%%

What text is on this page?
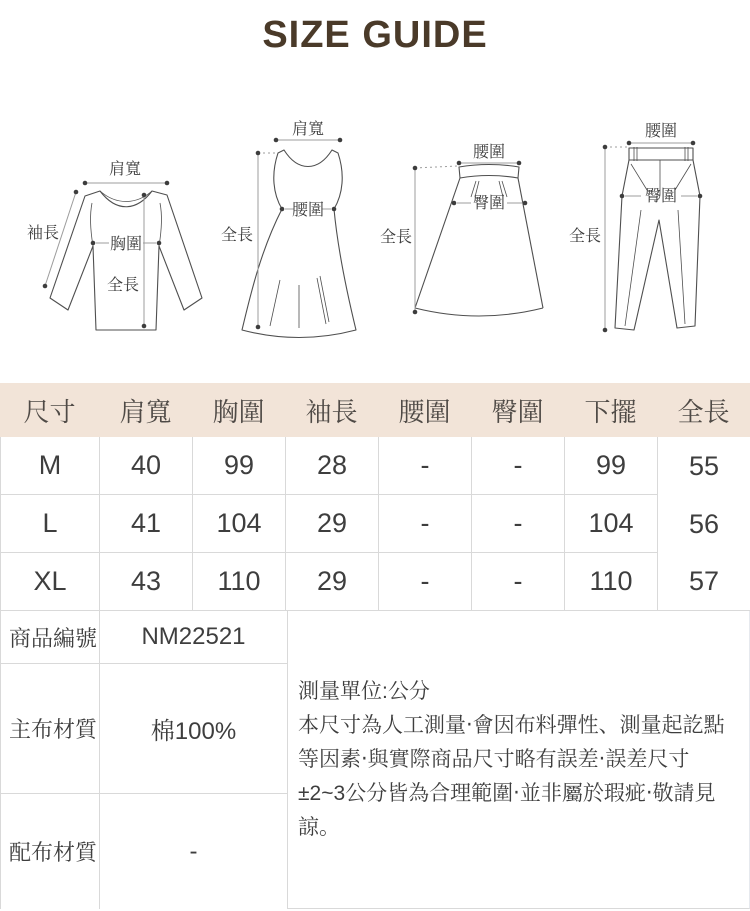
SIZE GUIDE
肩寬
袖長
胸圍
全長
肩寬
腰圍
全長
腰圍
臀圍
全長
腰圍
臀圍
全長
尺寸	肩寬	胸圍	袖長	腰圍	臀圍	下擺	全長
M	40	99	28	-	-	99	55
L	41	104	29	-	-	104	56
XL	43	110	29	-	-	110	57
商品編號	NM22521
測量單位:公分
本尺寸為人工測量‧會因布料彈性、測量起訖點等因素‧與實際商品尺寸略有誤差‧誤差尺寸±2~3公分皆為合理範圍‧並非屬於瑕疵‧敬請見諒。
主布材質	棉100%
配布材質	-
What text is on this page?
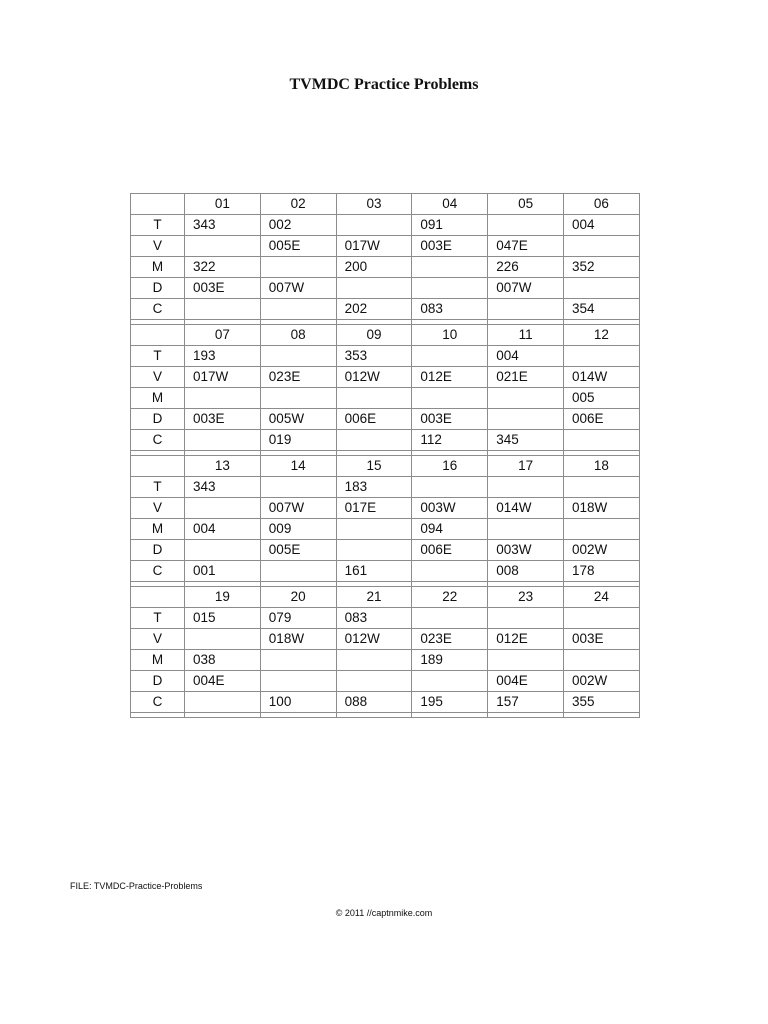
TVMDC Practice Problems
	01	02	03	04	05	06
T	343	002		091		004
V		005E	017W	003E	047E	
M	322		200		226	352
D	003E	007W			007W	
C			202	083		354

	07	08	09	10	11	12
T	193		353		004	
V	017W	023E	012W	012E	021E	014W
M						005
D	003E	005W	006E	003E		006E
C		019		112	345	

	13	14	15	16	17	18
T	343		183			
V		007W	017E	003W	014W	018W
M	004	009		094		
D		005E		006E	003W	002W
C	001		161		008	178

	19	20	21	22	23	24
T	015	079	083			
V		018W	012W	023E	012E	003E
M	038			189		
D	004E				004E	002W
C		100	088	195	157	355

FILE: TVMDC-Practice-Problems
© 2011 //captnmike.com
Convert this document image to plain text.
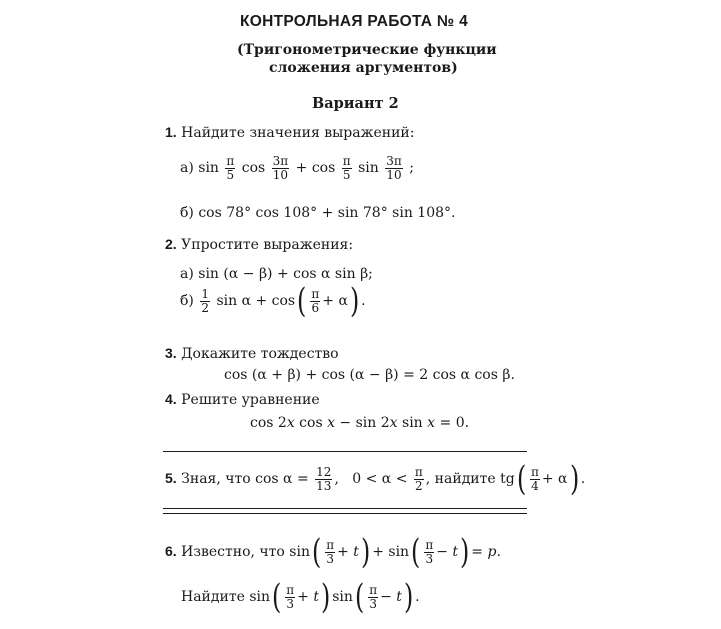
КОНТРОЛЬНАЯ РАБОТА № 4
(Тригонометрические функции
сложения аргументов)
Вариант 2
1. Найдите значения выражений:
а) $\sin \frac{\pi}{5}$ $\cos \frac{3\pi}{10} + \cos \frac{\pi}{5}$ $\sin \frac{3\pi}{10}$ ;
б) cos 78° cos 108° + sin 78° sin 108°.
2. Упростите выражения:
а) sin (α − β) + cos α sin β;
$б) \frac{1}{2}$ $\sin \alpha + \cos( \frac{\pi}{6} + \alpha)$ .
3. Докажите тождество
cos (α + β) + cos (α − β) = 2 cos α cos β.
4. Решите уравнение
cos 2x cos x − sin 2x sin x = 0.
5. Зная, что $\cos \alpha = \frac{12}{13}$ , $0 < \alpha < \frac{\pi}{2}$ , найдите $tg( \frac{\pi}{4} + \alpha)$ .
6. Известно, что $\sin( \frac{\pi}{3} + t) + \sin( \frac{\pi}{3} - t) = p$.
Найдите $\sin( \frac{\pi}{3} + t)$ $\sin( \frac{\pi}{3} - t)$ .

%%

**What is required**
Reproduce every line exactly and omit all pictures.

**Response**
What text is on this page?
SIZE GUIDE
肩寬
袖長
胸圍
全長
肩寬
腰圍
全長
腰圍
臀圍
全長
腰圍
臀圍
全長
尺寸	肩寬	胸圍	袖長	腰圍	臀圍	下擺	全長
M	40	99	28	-	-	99	55
L	41	104	29	-	-	104	56
XL	43	110	29	-	-	110	57
商品編號	NM22521
測量單位:公分
本尺寸為人工測量‧會因布料彈性、測量起訖點等因素‧與實際商品尺寸略有誤差‧誤差尺寸±2~3公分皆為合理範圍‧並非屬於瑕疵‧敬請見諒。
主布材質	棉100%
配布材質	-
What text is on this page?
TVMDC Practice Problems
	01	02	03	04	05	06
T	343	002		091		004
V		005E	017W	003E	047E	
M	322		200		226	352
D	003E	007W			007W	
C			202	083		354

	07	08	09	10	11	12
T	193		353		004	
V	017W	023E	012W	012E	021E	014W
M						005
D	003E	005W	006E	003E		006E
C		019		112	345	

	13	14	15	16	17	18
T	343		183			
V		007W	017E	003W	014W	018W
M	004	009		094		
D		005E		006E	003W	002W
C	001		161		008	178

	19	20	21	22	23	24
T	015	079	083			
V		018W	012W	023E	012E	003E
M	038			189		
D	004E				004E	002W
C		100	088	195	157	355

FILE: TVMDC-Practice-Problems
© 2011 //captnmike.com
Convert this document image to plain text.
КОНТРОЛЬНАЯ РАБОТА № 4
(Тригонометрические функции
сложения аргументов)
Вариант 2
1. Найдите значения выражений:
а) $\sin \frac{\pi}{5}$ $\cos \frac{3\pi}{10} + \cos \frac{\pi}{5}$ $\sin \frac{3\pi}{10}$ ;
б) cos 78° cos 108° + sin 78° sin 108°.
2. Упростите выражения:
а) sin (α − β) + cos α sin β;
$б) \frac{1}{2}$ $\sin \alpha + \cos( \frac{\pi}{6} + \alpha)$ .
3. Докажите тождество
cos (α + β) + cos (α − β) = 2 cos α cos β.
4. Решите уравнение
cos 2x cos x − sin 2x sin x = 0.
5. Зная, что $\cos \alpha = \frac{12}{13}$ , $0 < \alpha < \frac{\pi}{2}$ , найдите $tg( \frac{\pi}{4} + \alpha)$ .
6. Известно, что $\sin( \frac{\pi}{3} + t) + \sin( \frac{\pi}{3} - t) = p$.
Найдите $\sin( \frac{\pi}{3} + t)$ $\sin( \frac{\pi}{3} - t)$ .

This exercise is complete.